### STATED PROBLEM:
Restate each line word for word. Leave out every picture.

* * *

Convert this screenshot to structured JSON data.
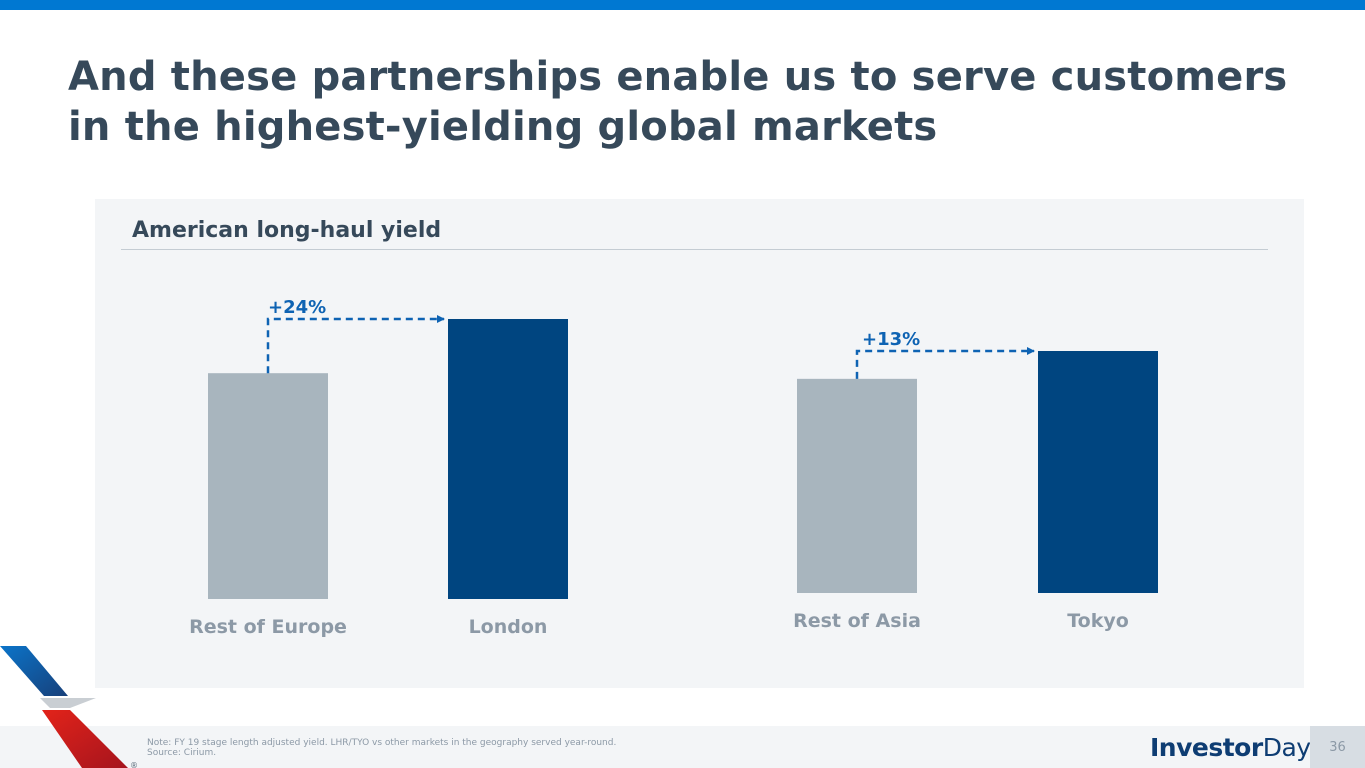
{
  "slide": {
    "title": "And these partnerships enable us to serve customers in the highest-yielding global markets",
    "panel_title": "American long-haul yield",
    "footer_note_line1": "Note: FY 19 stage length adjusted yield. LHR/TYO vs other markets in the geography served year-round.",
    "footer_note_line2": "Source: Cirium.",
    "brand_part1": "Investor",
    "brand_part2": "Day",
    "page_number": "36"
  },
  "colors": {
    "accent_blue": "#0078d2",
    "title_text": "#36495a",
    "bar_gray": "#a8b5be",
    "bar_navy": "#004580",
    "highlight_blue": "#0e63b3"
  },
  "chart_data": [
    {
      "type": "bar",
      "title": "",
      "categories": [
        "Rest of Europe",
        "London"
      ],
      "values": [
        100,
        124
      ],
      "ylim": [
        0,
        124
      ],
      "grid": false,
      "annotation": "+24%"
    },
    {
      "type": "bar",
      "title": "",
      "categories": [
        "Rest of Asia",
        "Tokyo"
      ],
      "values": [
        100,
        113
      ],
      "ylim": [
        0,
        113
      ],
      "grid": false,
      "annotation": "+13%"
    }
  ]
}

* * *

### RESPONSE:
Convert this screenshot to structured JSON data.
{
  "slide": {
    "title": "And these partnerships enable us to serve customers in the highest-yielding global markets",
    "panel_title": "American long-haul yield",
    "footer_note_line1": "Note: FY 19 stage length adjusted yield. LHR/TYO vs other markets in the geography served year-round.",
    "footer_note_line2": "Source: Cirium.",
    "brand_part1": "Investor",
    "brand_part2": "Day",
    "page_number": "36"
  },
  "colors": {
    "accent_blue": "#0078d2",
    "title_text": "#36495a",
    "bar_gray": "#a8b5be",
    "bar_navy": "#004580",
    "highlight_blue": "#0e63b3"
  },
  "chart_data": [
    {
      "type": "bar",
      "title": "",
      "categories": [
        "Rest of Europe",
        "London"
      ],
      "values": [
        100,
        124
      ],
      "ylim": [
        0,
        124
      ],
      "grid": false,
      "annotation": "+24%"
    },
    {
      "type": "bar",
      "title": "",
      "categories": [
        "Rest of Asia",
        "Tokyo"
      ],
      "values": [
        100,
        113
      ],
      "ylim": [
        0,
        113
      ],
      "grid": false,
      "annotation": "+13%"
    }
  ]
}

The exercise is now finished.